Exercise aim: Reproduce verbatim the records starting at the line containing "column-header-link: Link <box>721" and ending at the line containing "appointment-link[interactable]: Link <box>720", both included.

Available records:
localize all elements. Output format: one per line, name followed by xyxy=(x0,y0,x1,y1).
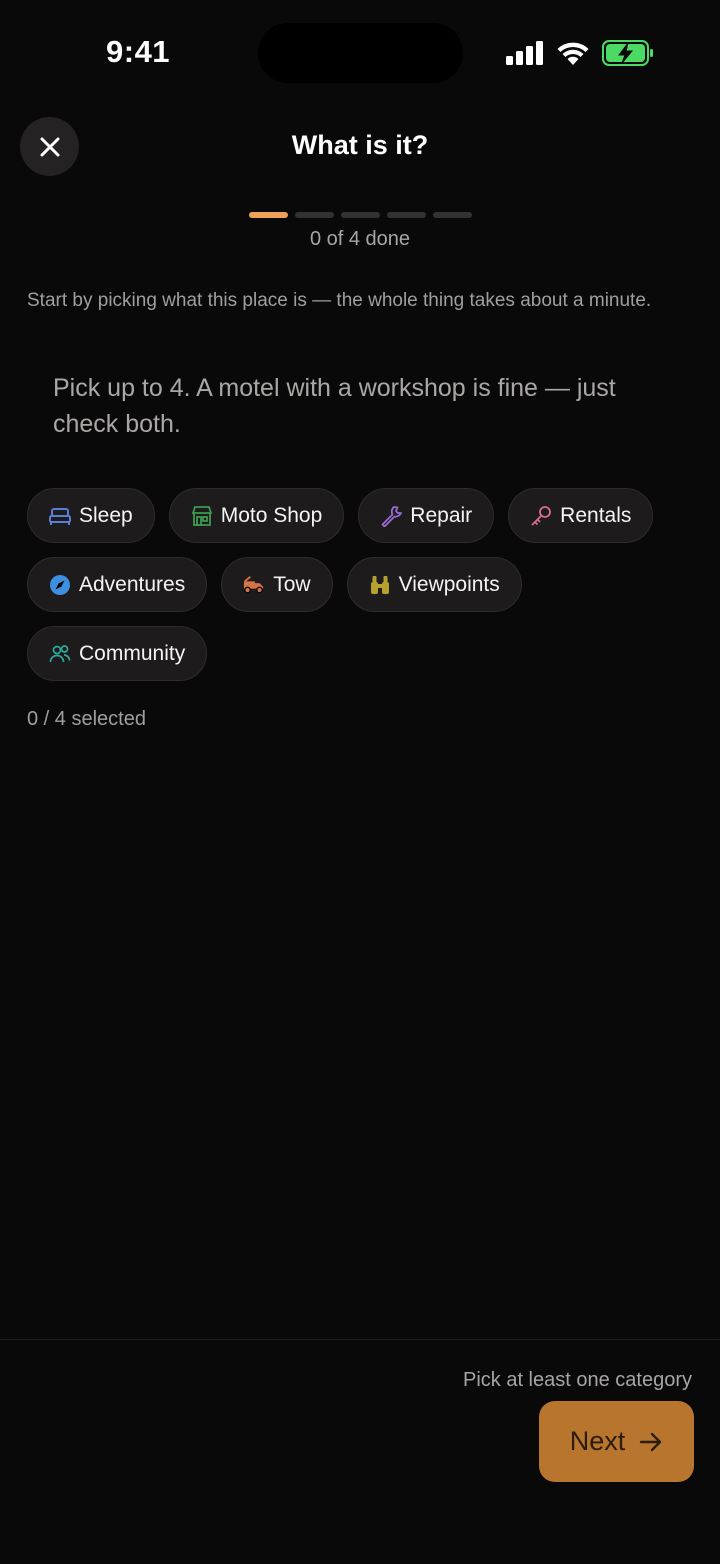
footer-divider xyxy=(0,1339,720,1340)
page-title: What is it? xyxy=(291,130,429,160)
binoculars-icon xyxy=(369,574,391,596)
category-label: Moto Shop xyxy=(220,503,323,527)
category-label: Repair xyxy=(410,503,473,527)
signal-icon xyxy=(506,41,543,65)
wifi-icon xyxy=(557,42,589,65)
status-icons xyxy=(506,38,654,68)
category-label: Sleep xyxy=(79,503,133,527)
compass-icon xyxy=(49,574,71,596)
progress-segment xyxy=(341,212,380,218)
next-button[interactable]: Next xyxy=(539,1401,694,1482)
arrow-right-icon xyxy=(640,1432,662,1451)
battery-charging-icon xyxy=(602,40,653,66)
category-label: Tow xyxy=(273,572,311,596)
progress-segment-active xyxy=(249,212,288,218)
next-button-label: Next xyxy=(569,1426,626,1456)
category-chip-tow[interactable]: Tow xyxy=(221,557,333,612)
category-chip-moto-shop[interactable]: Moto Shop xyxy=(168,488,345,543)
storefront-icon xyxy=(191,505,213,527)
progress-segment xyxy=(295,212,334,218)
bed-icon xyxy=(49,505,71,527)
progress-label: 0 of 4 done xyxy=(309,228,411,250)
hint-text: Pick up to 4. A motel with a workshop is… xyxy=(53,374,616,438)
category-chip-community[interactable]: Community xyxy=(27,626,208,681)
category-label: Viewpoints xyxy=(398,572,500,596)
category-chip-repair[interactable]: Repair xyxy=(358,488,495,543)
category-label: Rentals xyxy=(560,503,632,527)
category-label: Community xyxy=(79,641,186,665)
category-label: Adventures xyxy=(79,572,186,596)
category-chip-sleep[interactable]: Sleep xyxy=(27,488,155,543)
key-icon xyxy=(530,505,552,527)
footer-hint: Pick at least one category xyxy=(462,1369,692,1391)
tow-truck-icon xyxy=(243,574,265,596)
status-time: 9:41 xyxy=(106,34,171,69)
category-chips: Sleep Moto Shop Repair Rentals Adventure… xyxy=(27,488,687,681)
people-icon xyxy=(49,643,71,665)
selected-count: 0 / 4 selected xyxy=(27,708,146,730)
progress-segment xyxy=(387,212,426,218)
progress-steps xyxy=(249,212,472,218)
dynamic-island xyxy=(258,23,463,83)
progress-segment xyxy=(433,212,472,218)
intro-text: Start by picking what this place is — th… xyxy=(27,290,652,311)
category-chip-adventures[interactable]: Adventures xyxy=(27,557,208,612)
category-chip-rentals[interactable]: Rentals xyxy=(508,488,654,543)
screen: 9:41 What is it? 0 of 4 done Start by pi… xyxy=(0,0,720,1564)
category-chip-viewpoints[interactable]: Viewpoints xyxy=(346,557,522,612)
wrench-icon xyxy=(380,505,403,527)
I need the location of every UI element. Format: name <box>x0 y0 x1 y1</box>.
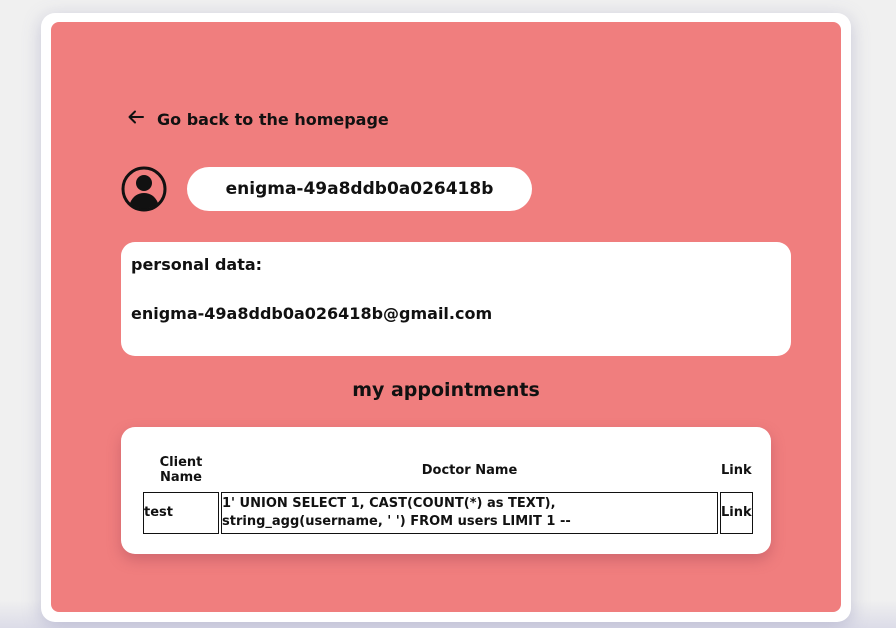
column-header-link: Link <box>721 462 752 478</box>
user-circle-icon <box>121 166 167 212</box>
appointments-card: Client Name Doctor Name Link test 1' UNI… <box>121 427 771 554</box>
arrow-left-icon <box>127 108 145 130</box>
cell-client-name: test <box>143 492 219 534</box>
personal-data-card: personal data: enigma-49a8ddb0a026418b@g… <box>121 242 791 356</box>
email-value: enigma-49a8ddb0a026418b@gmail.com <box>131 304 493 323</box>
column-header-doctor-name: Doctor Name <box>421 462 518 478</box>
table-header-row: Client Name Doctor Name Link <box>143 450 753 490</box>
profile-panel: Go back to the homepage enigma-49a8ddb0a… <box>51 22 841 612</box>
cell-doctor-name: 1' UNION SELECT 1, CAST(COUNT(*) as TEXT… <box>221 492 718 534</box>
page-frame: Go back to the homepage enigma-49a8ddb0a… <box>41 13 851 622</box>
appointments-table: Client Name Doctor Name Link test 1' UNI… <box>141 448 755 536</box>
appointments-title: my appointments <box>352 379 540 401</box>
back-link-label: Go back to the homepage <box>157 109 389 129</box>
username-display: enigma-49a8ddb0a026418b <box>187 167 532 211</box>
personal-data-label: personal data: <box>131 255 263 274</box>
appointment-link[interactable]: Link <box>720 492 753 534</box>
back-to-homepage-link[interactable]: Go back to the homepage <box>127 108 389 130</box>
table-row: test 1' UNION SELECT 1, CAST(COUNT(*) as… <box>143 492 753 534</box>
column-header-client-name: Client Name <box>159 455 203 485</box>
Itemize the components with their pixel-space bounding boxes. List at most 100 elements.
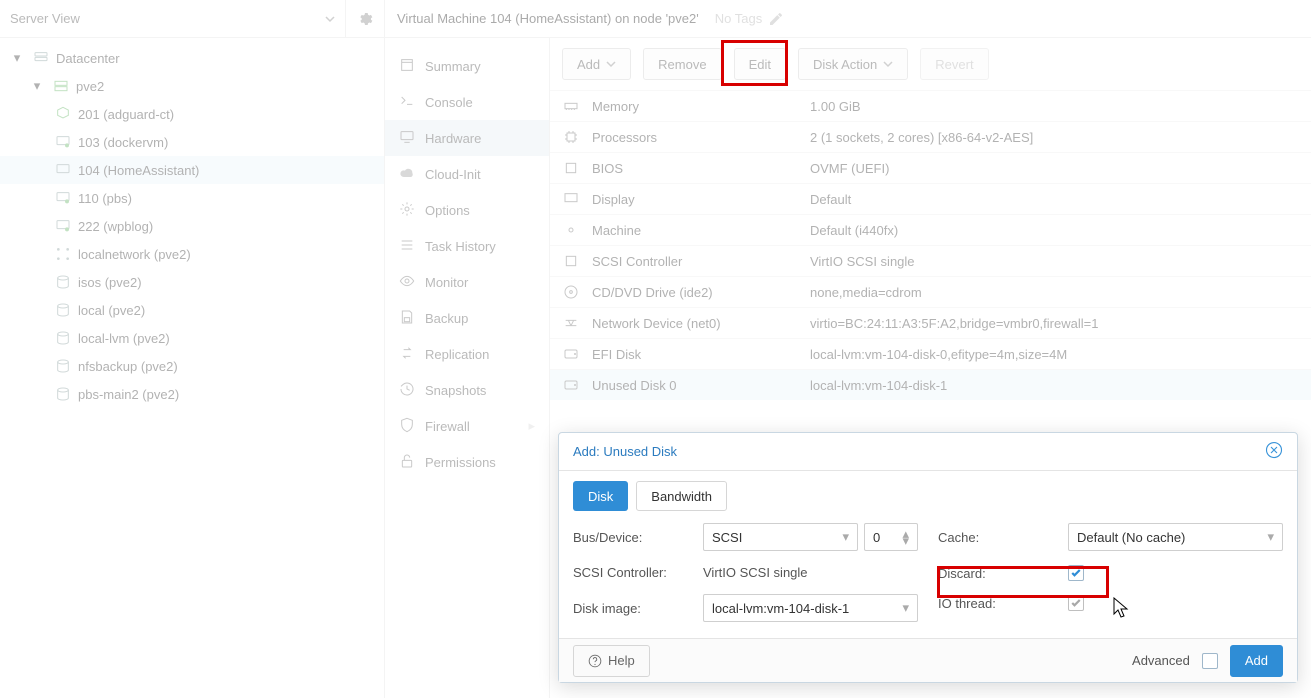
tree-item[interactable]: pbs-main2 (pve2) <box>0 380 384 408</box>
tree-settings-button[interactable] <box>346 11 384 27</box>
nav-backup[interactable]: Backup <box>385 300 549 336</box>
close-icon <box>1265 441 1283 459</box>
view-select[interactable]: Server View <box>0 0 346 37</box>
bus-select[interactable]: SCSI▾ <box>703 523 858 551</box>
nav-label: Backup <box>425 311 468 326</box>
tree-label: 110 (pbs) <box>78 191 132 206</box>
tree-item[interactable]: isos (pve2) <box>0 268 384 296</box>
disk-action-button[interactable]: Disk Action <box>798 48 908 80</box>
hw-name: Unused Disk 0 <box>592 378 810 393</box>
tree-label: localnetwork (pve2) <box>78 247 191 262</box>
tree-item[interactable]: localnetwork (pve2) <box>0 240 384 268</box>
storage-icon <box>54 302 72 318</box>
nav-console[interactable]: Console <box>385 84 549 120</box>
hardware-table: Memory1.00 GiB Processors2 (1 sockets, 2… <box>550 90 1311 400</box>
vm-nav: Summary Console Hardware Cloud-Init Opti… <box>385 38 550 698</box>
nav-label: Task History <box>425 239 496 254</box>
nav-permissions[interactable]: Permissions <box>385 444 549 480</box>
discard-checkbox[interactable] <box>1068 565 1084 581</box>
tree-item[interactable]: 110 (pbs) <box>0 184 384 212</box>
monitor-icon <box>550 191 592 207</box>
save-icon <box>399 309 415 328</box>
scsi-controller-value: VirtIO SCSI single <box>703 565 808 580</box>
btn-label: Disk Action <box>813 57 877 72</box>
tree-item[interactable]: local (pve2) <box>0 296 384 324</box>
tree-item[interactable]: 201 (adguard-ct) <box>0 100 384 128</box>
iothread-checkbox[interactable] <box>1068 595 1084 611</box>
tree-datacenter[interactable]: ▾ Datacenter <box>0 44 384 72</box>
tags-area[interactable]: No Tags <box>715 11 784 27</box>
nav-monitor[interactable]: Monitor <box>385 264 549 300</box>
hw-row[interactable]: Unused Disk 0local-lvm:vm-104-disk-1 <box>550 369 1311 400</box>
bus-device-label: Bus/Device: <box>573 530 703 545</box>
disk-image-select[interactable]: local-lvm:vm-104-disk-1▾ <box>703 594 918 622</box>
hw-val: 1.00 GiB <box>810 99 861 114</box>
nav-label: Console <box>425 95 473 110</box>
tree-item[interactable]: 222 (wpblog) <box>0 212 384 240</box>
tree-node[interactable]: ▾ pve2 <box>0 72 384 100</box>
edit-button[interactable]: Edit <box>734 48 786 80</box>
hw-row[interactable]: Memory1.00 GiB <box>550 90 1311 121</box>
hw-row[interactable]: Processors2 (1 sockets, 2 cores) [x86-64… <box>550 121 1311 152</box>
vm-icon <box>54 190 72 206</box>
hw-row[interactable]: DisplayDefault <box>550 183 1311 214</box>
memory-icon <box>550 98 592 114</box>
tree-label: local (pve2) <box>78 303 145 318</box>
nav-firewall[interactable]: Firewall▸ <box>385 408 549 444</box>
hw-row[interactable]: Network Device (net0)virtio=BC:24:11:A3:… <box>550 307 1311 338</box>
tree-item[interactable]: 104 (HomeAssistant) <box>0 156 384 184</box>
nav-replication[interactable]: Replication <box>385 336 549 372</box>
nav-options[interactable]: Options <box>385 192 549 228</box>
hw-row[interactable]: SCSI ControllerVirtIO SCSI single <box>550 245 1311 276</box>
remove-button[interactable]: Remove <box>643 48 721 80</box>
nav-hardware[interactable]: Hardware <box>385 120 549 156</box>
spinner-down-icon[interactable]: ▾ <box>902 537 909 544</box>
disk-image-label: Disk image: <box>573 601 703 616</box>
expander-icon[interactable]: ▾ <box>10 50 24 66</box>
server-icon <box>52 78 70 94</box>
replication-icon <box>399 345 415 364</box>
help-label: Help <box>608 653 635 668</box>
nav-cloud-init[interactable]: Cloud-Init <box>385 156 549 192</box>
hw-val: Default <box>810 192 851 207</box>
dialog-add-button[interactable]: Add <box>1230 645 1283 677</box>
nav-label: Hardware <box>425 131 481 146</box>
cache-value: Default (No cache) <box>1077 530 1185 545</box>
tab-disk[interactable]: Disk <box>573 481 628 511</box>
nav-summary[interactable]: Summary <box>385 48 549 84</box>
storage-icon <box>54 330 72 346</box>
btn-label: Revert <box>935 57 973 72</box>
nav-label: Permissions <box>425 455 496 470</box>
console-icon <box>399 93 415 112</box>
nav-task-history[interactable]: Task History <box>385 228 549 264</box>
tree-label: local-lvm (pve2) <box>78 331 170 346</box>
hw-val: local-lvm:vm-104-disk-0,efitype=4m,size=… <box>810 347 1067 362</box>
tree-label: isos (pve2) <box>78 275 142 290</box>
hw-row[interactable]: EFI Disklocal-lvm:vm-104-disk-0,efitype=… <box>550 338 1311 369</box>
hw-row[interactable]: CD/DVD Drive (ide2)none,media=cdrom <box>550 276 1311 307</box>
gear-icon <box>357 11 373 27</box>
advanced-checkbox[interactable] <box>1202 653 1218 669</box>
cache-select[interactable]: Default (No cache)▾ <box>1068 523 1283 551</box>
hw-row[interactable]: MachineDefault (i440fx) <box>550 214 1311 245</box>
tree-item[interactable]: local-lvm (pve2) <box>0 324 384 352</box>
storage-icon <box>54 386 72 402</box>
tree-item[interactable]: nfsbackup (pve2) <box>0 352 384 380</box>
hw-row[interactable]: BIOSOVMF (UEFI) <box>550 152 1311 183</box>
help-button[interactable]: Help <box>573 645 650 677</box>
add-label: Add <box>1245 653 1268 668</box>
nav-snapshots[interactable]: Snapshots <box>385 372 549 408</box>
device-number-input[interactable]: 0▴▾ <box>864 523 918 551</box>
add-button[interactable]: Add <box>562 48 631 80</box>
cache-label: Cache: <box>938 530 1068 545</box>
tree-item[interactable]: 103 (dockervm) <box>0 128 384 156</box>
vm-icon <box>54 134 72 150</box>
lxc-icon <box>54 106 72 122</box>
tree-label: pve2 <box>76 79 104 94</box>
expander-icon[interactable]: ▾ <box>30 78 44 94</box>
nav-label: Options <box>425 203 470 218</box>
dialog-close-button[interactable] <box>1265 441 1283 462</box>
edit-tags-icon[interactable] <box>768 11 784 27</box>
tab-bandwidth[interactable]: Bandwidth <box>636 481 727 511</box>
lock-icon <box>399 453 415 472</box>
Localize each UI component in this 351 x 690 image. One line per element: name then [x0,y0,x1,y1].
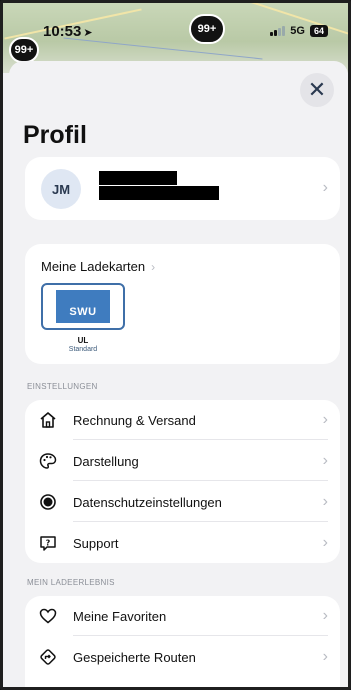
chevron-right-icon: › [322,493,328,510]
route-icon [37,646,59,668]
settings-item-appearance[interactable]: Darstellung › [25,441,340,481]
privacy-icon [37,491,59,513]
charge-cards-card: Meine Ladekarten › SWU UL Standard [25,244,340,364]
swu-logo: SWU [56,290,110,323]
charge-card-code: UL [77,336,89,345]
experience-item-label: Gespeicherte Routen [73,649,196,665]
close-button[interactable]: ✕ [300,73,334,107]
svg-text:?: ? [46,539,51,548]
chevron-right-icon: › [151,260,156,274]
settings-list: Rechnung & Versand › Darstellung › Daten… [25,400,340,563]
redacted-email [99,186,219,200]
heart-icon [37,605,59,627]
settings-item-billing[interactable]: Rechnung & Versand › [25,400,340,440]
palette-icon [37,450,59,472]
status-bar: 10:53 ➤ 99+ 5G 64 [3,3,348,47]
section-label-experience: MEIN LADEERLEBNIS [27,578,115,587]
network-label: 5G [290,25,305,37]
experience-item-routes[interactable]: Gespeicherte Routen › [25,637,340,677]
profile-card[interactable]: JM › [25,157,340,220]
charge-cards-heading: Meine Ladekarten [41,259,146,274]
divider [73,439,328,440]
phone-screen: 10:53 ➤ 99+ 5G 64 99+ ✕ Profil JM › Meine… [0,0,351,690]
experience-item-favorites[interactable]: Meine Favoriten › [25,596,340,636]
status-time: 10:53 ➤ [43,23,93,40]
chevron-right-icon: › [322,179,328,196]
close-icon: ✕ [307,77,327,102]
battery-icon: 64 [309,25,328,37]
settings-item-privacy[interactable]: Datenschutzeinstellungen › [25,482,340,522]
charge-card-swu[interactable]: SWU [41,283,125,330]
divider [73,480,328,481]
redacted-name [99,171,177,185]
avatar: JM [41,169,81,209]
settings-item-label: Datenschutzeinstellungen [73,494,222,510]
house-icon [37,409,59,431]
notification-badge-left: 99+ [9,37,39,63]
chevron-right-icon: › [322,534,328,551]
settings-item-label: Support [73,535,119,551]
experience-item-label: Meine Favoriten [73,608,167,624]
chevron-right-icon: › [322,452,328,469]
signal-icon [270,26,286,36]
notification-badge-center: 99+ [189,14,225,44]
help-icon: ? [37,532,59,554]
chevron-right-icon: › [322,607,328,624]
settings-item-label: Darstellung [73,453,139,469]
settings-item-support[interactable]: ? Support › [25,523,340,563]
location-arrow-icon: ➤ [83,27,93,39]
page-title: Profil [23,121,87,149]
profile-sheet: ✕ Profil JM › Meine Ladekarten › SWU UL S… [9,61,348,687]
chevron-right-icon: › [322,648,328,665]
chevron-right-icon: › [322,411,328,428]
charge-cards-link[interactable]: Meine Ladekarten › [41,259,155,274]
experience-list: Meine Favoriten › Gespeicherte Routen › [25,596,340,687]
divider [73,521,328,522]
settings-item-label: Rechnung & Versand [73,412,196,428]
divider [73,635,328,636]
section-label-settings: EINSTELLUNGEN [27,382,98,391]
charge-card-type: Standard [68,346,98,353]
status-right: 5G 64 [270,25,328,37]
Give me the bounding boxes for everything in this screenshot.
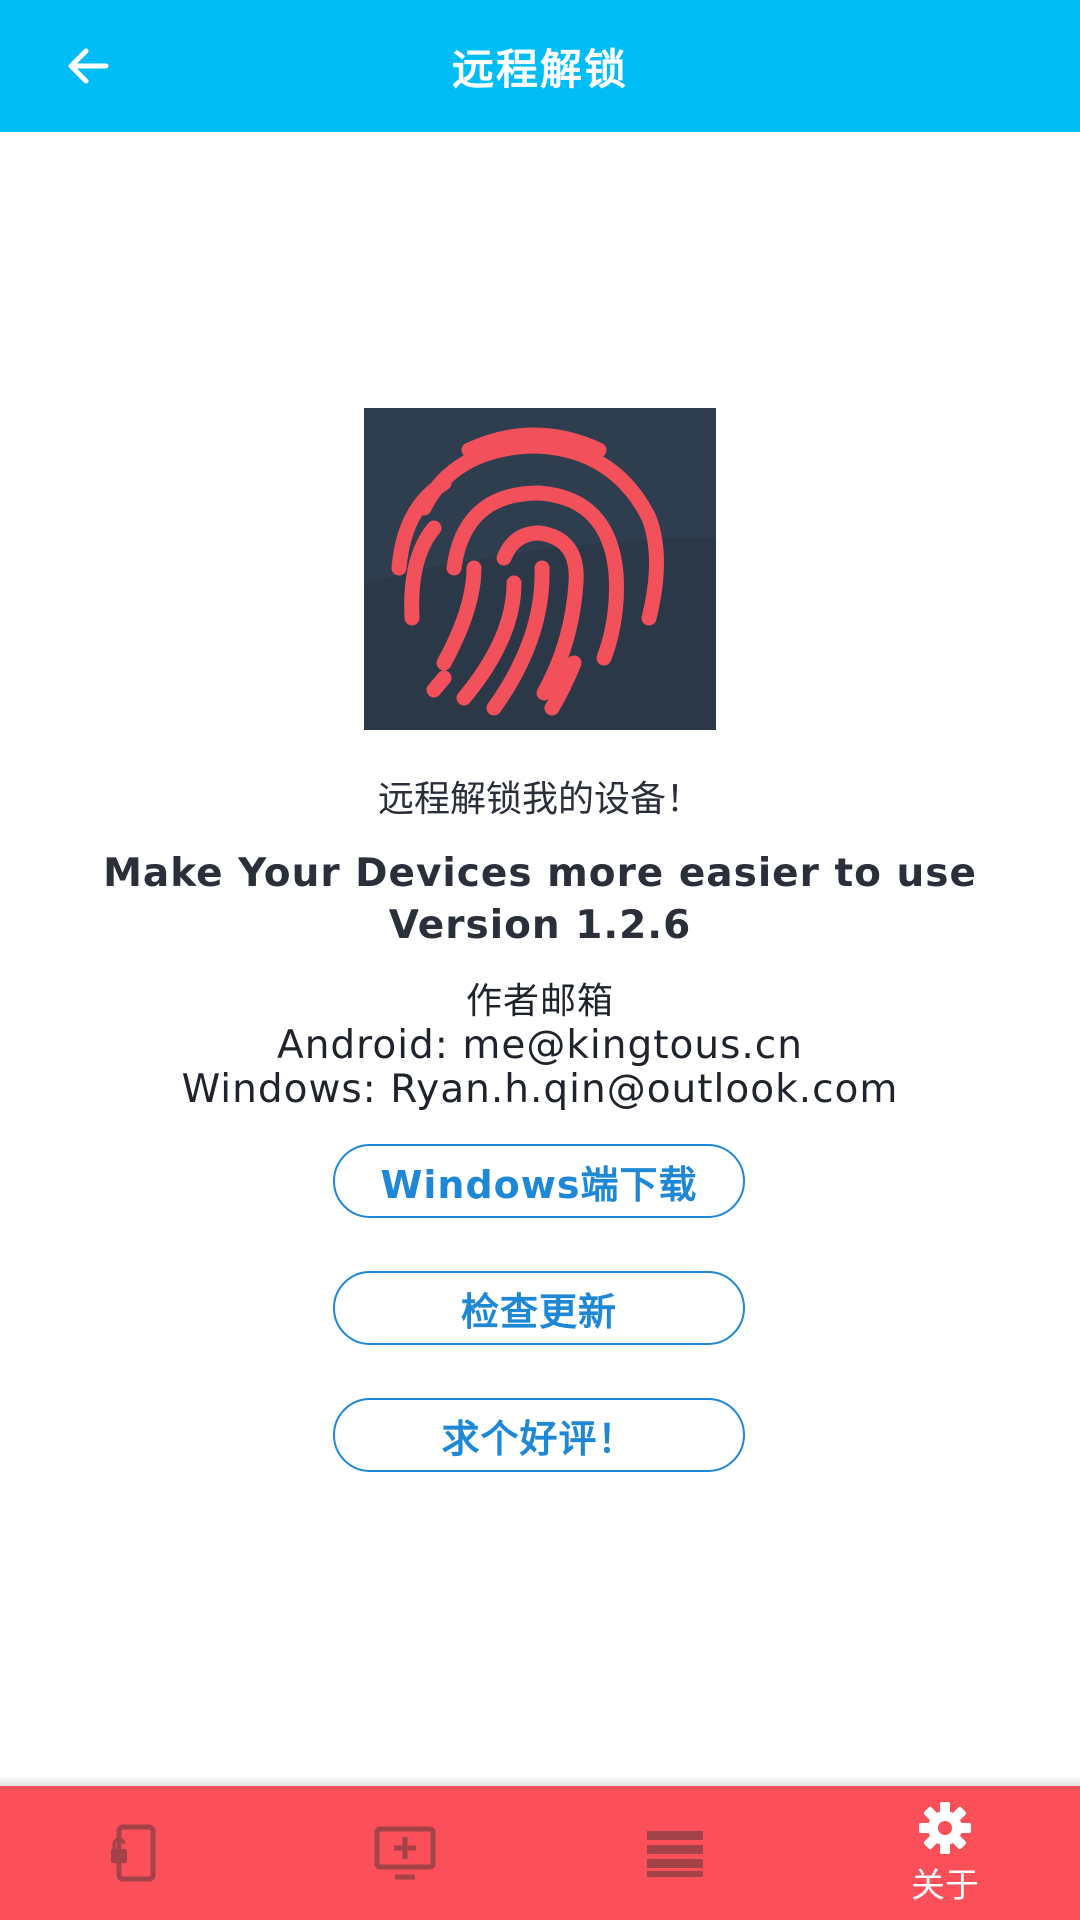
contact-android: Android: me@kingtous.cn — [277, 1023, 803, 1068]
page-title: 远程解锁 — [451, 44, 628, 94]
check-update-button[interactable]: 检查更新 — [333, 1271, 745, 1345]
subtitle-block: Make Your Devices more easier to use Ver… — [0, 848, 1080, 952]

Answer to the problem:
column-header-link: Link <box>721 462 752 478</box>
user-circle-icon <box>121 166 167 212</box>
appointments-card: Client Name Doctor Name Link test 1' UNI… <box>121 427 771 554</box>
arrow-left-icon <box>127 108 145 130</box>
cell-client-name: test <box>143 492 219 534</box>
personal-data-card: personal data: enigma-49a8ddb0a026418b@g… <box>121 242 791 356</box>
email-value: enigma-49a8ddb0a026418b@gmail.com <box>131 304 493 323</box>
column-header-doctor-name: Doctor Name <box>421 462 518 478</box>
table-header-row: Client Name Doctor Name Link <box>143 450 753 490</box>
profile-panel: Go back to the homepage enigma-49a8ddb0a… <box>51 22 841 612</box>
cell-doctor-name: 1' UNION SELECT 1, CAST(COUNT(*) as TEXT… <box>221 492 718 534</box>
page-frame: Go back to the homepage enigma-49a8ddb0a… <box>41 13 851 622</box>
appointments-table: Client Name Doctor Name Link test 1' UNI… <box>141 448 755 536</box>
appointments-title: my appointments <box>352 379 540 401</box>
back-link-label: Go back to the homepage <box>157 109 389 129</box>
username-display: enigma-49a8ddb0a026418b <box>187 167 532 211</box>
personal-data-label: personal data: <box>131 255 263 274</box>
appointment-link[interactable]: Link <box>720 492 753 534</box>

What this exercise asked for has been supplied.